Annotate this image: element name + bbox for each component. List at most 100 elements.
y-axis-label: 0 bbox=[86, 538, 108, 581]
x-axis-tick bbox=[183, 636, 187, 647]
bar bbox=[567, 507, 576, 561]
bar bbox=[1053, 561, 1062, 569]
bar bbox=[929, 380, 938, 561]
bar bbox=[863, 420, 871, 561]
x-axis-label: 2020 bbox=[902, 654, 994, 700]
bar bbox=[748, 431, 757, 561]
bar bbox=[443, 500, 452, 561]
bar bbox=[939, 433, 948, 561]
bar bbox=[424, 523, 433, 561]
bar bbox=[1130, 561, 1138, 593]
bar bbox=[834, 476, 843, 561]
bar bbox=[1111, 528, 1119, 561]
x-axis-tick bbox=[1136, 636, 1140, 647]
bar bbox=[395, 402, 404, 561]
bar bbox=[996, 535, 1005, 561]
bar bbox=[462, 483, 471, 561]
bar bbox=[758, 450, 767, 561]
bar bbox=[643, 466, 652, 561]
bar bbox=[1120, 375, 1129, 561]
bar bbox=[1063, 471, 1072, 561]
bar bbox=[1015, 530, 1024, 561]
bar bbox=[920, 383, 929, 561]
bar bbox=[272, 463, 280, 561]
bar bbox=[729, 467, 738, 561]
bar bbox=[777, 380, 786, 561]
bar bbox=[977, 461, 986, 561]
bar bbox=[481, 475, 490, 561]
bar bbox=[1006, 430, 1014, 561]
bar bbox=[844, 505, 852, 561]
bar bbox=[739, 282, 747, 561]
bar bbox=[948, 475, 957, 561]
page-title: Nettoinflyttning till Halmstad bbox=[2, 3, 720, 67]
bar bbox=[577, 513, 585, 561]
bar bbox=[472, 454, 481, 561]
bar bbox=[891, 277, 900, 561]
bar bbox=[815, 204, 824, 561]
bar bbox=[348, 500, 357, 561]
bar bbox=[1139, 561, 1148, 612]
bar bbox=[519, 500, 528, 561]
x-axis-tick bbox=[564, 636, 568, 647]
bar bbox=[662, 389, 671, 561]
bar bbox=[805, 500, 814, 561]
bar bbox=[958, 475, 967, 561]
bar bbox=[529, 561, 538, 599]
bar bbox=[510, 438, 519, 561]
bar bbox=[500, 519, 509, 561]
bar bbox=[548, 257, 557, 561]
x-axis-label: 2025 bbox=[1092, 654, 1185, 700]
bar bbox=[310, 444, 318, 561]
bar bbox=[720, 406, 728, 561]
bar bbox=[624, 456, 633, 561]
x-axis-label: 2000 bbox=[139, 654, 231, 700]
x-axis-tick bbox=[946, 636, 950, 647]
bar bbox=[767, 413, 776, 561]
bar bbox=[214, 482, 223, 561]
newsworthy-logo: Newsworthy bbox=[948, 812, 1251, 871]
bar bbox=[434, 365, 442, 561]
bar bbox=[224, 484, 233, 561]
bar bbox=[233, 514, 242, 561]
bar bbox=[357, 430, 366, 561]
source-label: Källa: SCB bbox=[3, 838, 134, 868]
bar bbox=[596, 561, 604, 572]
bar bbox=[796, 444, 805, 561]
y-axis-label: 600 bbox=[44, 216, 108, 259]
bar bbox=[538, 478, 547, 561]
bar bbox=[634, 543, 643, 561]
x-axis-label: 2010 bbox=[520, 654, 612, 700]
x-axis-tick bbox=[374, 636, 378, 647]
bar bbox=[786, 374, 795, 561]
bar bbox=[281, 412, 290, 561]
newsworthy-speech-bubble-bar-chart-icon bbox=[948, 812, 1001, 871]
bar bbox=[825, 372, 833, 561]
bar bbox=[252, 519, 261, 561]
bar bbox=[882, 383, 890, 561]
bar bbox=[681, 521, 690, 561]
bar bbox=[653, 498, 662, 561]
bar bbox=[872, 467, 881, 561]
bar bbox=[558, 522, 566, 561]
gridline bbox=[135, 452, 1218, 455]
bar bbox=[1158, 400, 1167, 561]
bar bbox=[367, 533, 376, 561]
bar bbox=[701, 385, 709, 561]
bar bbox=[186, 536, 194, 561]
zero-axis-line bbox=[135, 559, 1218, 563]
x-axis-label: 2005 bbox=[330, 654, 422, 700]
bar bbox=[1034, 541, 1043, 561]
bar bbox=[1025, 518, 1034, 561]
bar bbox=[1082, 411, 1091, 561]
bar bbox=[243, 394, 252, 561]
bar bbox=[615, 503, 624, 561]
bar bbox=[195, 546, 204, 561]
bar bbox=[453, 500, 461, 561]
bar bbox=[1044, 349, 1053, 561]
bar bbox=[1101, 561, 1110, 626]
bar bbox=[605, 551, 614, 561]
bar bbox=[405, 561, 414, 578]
####################
■ **GIVEN EXERCISE**
Turn every line of the material above into a Markdown table with the columns Row and Line, numbering the rows and leaving out any blank lines.

■ **SOLUTION TO THE EXERCISE**
| Row | Line |
|---|---|
| 1 | Annotate this image: element name + bbox for each component. List at most 100 elements. |
| 2 | y-axis-label: 0 bbox=[86, 538, 108, 581] |
| 3 | x-axis-tick bbox=[183, 636, 187, 647] |
| 4 | bar bbox=[567, 507, 576, 561] |
| 5 | bar bbox=[1053, 561, 1062, 569] |
| 6 | bar bbox=[929, 380, 938, 561] |
| 7 | bar bbox=[863, 420, 871, 561] |
| 8 | x-axis-label: 2020 bbox=[902, 654, 994, 700] |
| 9 | bar bbox=[748, 431, 757, 561] |
| 10 | bar bbox=[443, 500, 452, 561] |
| 11 | bar bbox=[939, 433, 948, 561] |
| 12 | bar bbox=[424, 523, 433, 561] |
| 13 | bar bbox=[1130, 561, 1138, 593] |
| 14 | bar bbox=[834, 476, 843, 561] |
| 15 | bar bbox=[1111, 528, 1119, 561] |
| 16 | x-axis-tick bbox=[1136, 636, 1140, 647] |
| 17 | bar bbox=[395, 402, 404, 561] |
| 18 | bar bbox=[996, 535, 1005, 561] |
| 19 | bar bbox=[462, 483, 471, 561] |
| 20 | bar bbox=[758, 450, 767, 561] |
| 21 | bar bbox=[643, 466, 652, 561] |
| 22 | bar bbox=[1120, 375, 1129, 561] |
| 23 | bar bbox=[1063, 471, 1072, 561] |
| 24 | bar bbox=[1015, 530, 1024, 561] |
| 25 | bar bbox=[920, 383, 929, 561] |
| 26 | bar bbox=[272, 463, 280, 561] |
| 27 | bar bbox=[729, 467, 738, 561] |
| 28 | bar bbox=[777, 380, 786, 561] |
| 29 | bar bbox=[977, 461, 986, 561] |
| 30 | bar bbox=[481, 475, 490, 561] |
| 31 | bar bbox=[1006, 430, 1014, 561] |
| 32 | bar bbox=[844, 505, 852, 561] |
| 33 | bar bbox=[739, 282, 747, 561] |
| 34 | bar bbox=[948, 475, 957, 561] |
| 35 | page-title: Nettoinflyttning till Halmstad bbox=[2, 3, 720, 67] |
| 36 | bar bbox=[577, 513, 585, 561] |
| 37 | bar bbox=[472, 454, 481, 561] |
| 38 | bar bbox=[891, 277, 900, 561] |
| 39 | bar bbox=[815, 204, 824, 561] |
| 40 | bar bbox=[348, 500, 357, 561] |
| 41 | bar bbox=[1139, 561, 1148, 612] |
| 42 | bar bbox=[519, 500, 528, 561] |
| 43 | x-axis-tick bbox=[564, 636, 568, 647] |
| 44 | bar bbox=[662, 389, 671, 561] |
| 45 | bar bbox=[805, 500, 814, 561] |
| 46 | bar bbox=[958, 475, 967, 561] |
| 47 | bar bbox=[529, 561, 538, 599] |
| 48 | bar bbox=[510, 438, 519, 561] |
| 49 | bar bbox=[500, 519, 509, 561] |
| 50 | bar bbox=[548, 257, 557, 561] |
| 51 | x-axis-label: 2025 bbox=[1092, 654, 1185, 700] |
| 52 | bar bbox=[310, 444, 318, 561] |
| 53 | bar bbox=[720, 406, 728, 561] |
| 54 | bar bbox=[624, 456, 633, 561] |
| 55 | x-axis-label: 2000 bbox=[139, 654, 231, 700] |
| 56 | x-axis-tick bbox=[946, 636, 950, 647] |
| 57 | bar bbox=[767, 413, 776, 561] |
| 58 | bar bbox=[214, 482, 223, 561] |
| 59 | newsworthy-logo: Newsworthy bbox=[948, 812, 1251, 871] |
| 60 | bar bbox=[434, 365, 442, 561] |
| 61 | bar bbox=[224, 484, 233, 561] |
| 62 | bar bbox=[233, 514, 242, 561] |
| 63 | bar bbox=[357, 430, 366, 561] |
| 64 | source-label: Källa: SCB bbox=[3, 838, 134, 868] |
| 65 | bar bbox=[596, 561, 604, 572] |
| 66 | bar bbox=[796, 444, 805, 561] |
| 67 | y-axis-label: 600 bbox=[44, 216, 108, 259] |
| 68 | bar bbox=[538, 478, 547, 561] |
| 69 | bar bbox=[634, 543, 643, 561] |
| 70 | x-axis-label: 2010 bbox=[520, 654, 612, 700] |
| 71 | x-axis-tick bbox=[374, 636, 378, 647] |
| 72 | bar bbox=[786, 374, 795, 561] |
| 73 | bar bbox=[281, 412, 290, 561] |
| 74 | newsworthy-speech-bubble-bar-chart-icon bbox=[948, 812, 1001, 871] |
| 75 | bar bbox=[825, 372, 833, 561] |
| 76 | bar bbox=[252, 519, 261, 561] |
| 77 | bar bbox=[882, 383, 890, 561] |
| 78 | bar bbox=[681, 521, 690, 561] |
| 79 | bar bbox=[653, 498, 662, 561] |
| 80 | bar bbox=[872, 467, 881, 561] |
| 81 | bar bbox=[558, 522, 566, 561] |
| 82 | gridline bbox=[135, 452, 1218, 455] |
| 83 | bar bbox=[1158, 400, 1167, 561] |
| 84 | bar bbox=[367, 533, 376, 561] |
| 85 | bar bbox=[701, 385, 709, 561] |
| 86 | bar bbox=[186, 536, 194, 561] |
| 87 | zero-axis-line bbox=[135, 559, 1218, 563] |
| 88 | x-axis-label: 2005 bbox=[330, 654, 422, 700] |
| 89 | bar bbox=[1034, 541, 1043, 561] |
| 90 | bar bbox=[1025, 518, 1034, 561] |
| 91 | bar bbox=[1082, 411, 1091, 561] |
| 92 | bar bbox=[243, 394, 252, 561] |
| 93 | bar bbox=[615, 503, 624, 561] |
| 94 | bar bbox=[195, 546, 204, 561] |
| 95 | bar bbox=[453, 500, 461, 561] |
| 96 | bar bbox=[1044, 349, 1053, 561] |
| 97 | bar bbox=[1101, 561, 1110, 626] |
| 98 | bar bbox=[605, 551, 614, 561] |
| 99 | bar bbox=[405, 561, 414, 578] |